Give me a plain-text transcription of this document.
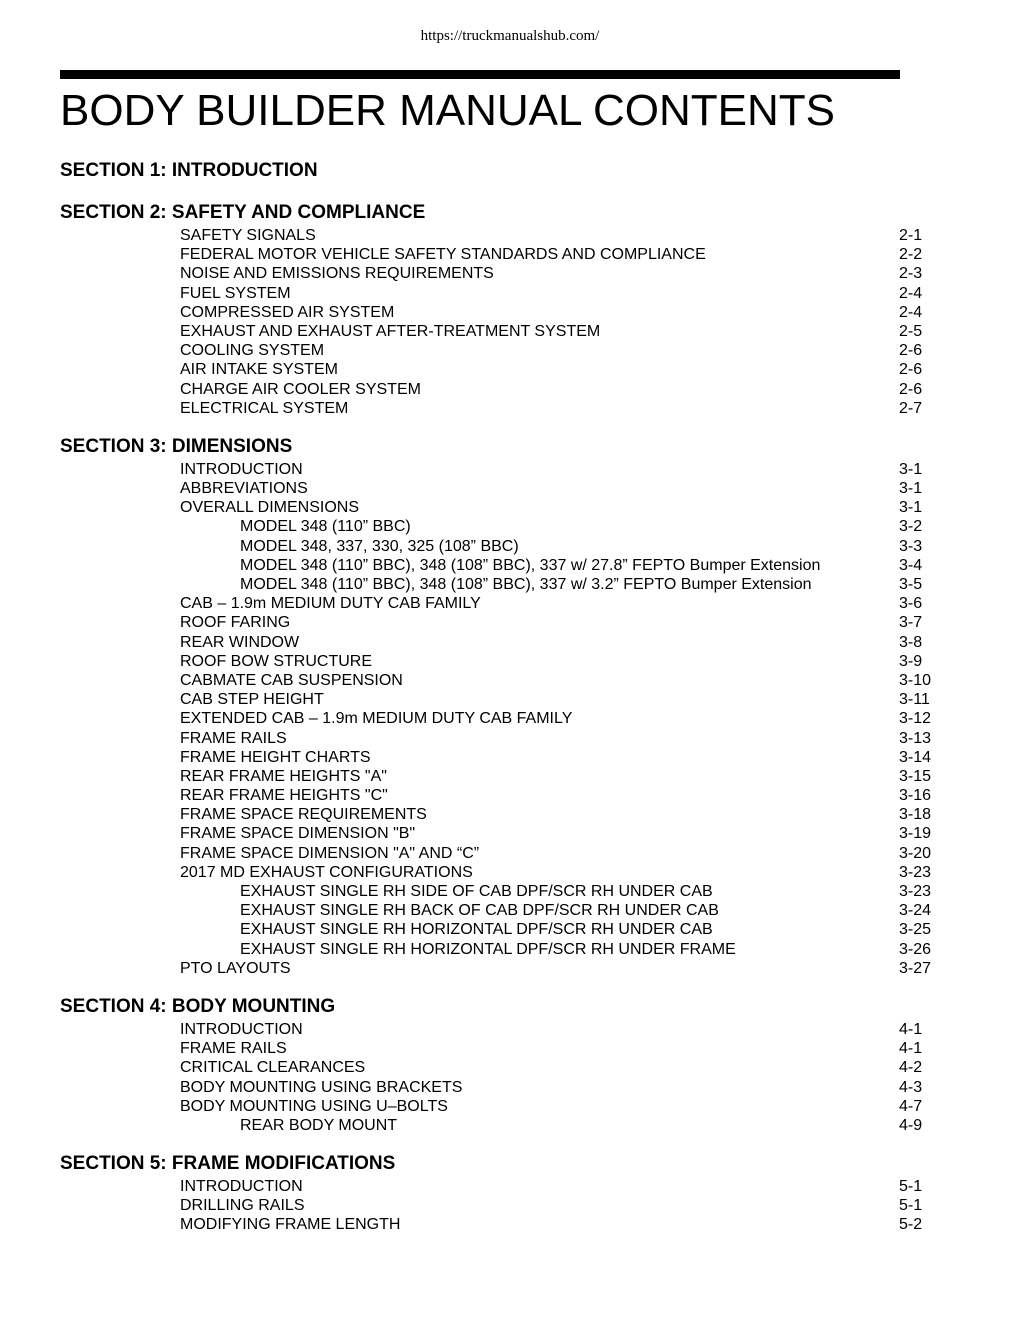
https://truckmanualshub.com/
BODY BUILDER MANUAL CONTENTS
SECTION 1: INTRODUCTION
SECTION 2: SAFETY AND COMPLIANCE
SAFETY SIGNALS	2-1
FEDERAL MOTOR VEHICLE SAFETY STANDARDS AND COMPLIANCE	2-2
NOISE AND EMISSIONS REQUIREMENTS	2-3
FUEL SYSTEM	2-4
COMPRESSED AIR SYSTEM	2-4
EXHAUST AND EXHAUST AFTER-TREATMENT SYSTEM	2-5
COOLING SYSTEM	2-6
AIR INTAKE SYSTEM	2-6
CHARGE AIR COOLER SYSTEM	2-6
ELECTRICAL SYSTEM	2-7
SECTION 3: DIMENSIONS
INTRODUCTION	3-1
ABBREVIATIONS	3-1
OVERALL DIMENSIONS	3-1
MODEL 348 (110” BBC)	3-2
MODEL 348, 337, 330, 325 (108” BBC)	3-3
MODEL 348 (110” BBC), 348 (108” BBC), 337 w/ 27.8” FEPTO Bumper Extension	3-4
MODEL 348 (110” BBC), 348 (108” BBC), 337 w/ 3.2” FEPTO Bumper Extension	3-5
CAB – 1.9m MEDIUM DUTY CAB FAMILY	3-6
ROOF FARING	3-7
REAR WINDOW	3-8
ROOF BOW STRUCTURE	3-9
CABMATE CAB SUSPENSION	3-10
CAB STEP HEIGHT	3-11
EXTENDED CAB – 1.9m MEDIUM DUTY CAB FAMILY	3-12
FRAME RAILS	3-13
FRAME HEIGHT CHARTS	3-14
REAR FRAME HEIGHTS "A"	3-15
REAR FRAME HEIGHTS "C"	3-16
FRAME SPACE REQUIREMENTS	3-18
FRAME SPACE DIMENSION "B"	3-19
FRAME SPACE DIMENSION "A" AND “C”	3-20
2017 MD EXHAUST CONFIGURATIONS	3-23
EXHAUST SINGLE RH SIDE OF CAB DPF/SCR RH UNDER CAB	3-23
EXHAUST SINGLE RH BACK OF CAB DPF/SCR RH UNDER CAB	3-24
EXHAUST SINGLE RH HORIZONTAL DPF/SCR RH UNDER CAB	3-25
EXHAUST SINGLE RH HORIZONTAL DPF/SCR RH UNDER FRAME	3-26
PTO LAYOUTS	3-27
SECTION 4: BODY MOUNTING
INTRODUCTION	4-1
FRAME RAILS	4-1
CRITICAL CLEARANCES	4-2
BODY MOUNTING USING BRACKETS	4-3
BODY MOUNTING USING U–BOLTS	4-7
REAR BODY MOUNT	4-9
SECTION 5: FRAME MODIFICATIONS
INTRODUCTION	5-1
DRILLING RAILS	5-1
MODIFYING FRAME LENGTH	5-2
====================
— WHAT TO DO —
Reproduce all entries exactly. Pictures do not belong in the copy.

— WORKED ANSWER —
Give me a plain-text transcription of this document.
https://truckmanualshub.com/
BODY BUILDER MANUAL CONTENTS
SECTION 1: INTRODUCTION
SECTION 2: SAFETY AND COMPLIANCE
SAFETY SIGNALS	2-1
FEDERAL MOTOR VEHICLE SAFETY STANDARDS AND COMPLIANCE	2-2
NOISE AND EMISSIONS REQUIREMENTS	2-3
FUEL SYSTEM	2-4
COMPRESSED AIR SYSTEM	2-4
EXHAUST AND EXHAUST AFTER-TREATMENT SYSTEM	2-5
COOLING SYSTEM	2-6
AIR INTAKE SYSTEM	2-6
CHARGE AIR COOLER SYSTEM	2-6
ELECTRICAL SYSTEM	2-7
SECTION 3: DIMENSIONS
INTRODUCTION	3-1
ABBREVIATIONS	3-1
OVERALL DIMENSIONS	3-1
MODEL 348 (110” BBC)	3-2
MODEL 348, 337, 330, 325 (108” BBC)	3-3
MODEL 348 (110” BBC), 348 (108” BBC), 337 w/ 27.8” FEPTO Bumper Extension	3-4
MODEL 348 (110” BBC), 348 (108” BBC), 337 w/ 3.2” FEPTO Bumper Extension	3-5
CAB – 1.9m MEDIUM DUTY CAB FAMILY	3-6
ROOF FARING	3-7
REAR WINDOW	3-8
ROOF BOW STRUCTURE	3-9
CABMATE CAB SUSPENSION	3-10
CAB STEP HEIGHT	3-11
EXTENDED CAB – 1.9m MEDIUM DUTY CAB FAMILY	3-12
FRAME RAILS	3-13
FRAME HEIGHT CHARTS	3-14
REAR FRAME HEIGHTS "A"	3-15
REAR FRAME HEIGHTS "C"	3-16
FRAME SPACE REQUIREMENTS	3-18
FRAME SPACE DIMENSION "B"	3-19
FRAME SPACE DIMENSION "A" AND “C”	3-20
2017 MD EXHAUST CONFIGURATIONS	3-23
EXHAUST SINGLE RH SIDE OF CAB DPF/SCR RH UNDER CAB	3-23
EXHAUST SINGLE RH BACK OF CAB DPF/SCR RH UNDER CAB	3-24
EXHAUST SINGLE RH HORIZONTAL DPF/SCR RH UNDER CAB	3-25
EXHAUST SINGLE RH HORIZONTAL DPF/SCR RH UNDER FRAME	3-26
PTO LAYOUTS	3-27
SECTION 4: BODY MOUNTING
INTRODUCTION	4-1
FRAME RAILS	4-1
CRITICAL CLEARANCES	4-2
BODY MOUNTING USING BRACKETS	4-3
BODY MOUNTING USING U–BOLTS	4-7
REAR BODY MOUNT	4-9
SECTION 5: FRAME MODIFICATIONS
INTRODUCTION	5-1
DRILLING RAILS	5-1
MODIFYING FRAME LENGTH	5-2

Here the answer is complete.